Extracted records:

..............................

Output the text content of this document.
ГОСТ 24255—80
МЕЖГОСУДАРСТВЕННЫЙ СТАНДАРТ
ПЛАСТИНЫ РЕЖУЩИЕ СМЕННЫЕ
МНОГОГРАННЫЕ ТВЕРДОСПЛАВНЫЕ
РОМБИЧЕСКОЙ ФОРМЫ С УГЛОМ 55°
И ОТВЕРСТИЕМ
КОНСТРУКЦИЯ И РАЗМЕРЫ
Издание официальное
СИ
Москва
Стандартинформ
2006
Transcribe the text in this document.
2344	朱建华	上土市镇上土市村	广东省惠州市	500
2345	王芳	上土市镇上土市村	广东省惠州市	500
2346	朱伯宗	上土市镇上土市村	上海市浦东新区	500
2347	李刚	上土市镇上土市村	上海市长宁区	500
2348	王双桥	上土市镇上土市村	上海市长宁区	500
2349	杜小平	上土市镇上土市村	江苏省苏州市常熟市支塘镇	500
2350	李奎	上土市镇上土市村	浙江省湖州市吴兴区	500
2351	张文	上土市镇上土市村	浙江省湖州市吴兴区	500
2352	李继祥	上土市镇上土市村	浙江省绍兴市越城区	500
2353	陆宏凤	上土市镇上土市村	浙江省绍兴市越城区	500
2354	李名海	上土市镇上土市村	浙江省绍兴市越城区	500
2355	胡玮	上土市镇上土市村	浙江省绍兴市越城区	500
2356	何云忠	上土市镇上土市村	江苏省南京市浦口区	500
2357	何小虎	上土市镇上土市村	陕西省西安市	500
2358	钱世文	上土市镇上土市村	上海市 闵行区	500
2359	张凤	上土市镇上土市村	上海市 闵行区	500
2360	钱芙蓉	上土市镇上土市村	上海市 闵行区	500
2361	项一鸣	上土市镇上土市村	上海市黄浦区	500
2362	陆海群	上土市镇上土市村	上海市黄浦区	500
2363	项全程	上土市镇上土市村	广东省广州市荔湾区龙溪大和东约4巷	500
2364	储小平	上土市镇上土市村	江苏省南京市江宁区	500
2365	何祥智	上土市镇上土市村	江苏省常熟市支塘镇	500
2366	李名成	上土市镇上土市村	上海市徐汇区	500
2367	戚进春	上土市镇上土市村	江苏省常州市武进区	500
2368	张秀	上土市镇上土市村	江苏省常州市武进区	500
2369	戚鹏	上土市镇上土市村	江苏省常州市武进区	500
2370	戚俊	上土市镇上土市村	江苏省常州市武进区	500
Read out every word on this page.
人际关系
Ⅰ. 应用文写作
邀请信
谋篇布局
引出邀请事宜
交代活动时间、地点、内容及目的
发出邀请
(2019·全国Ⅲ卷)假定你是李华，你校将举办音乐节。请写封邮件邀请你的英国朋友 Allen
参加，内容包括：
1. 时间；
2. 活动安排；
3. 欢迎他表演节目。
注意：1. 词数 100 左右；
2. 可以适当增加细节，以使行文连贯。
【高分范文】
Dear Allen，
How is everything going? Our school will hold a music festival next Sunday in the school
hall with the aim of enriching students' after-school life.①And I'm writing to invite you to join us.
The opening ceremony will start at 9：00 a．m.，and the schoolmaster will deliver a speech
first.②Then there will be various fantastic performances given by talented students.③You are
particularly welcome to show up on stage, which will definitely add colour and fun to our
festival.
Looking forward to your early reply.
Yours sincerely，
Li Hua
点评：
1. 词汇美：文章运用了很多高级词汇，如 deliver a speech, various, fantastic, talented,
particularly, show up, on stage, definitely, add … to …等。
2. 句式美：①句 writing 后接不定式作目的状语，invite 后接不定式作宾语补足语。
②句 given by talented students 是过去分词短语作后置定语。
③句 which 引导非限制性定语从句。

..............................

▸ **WHAT IS NEEDED**
Each line that contains the string "various" counts once; say how many there are and nothing else.

▸ **RESPONSE BELOW**
2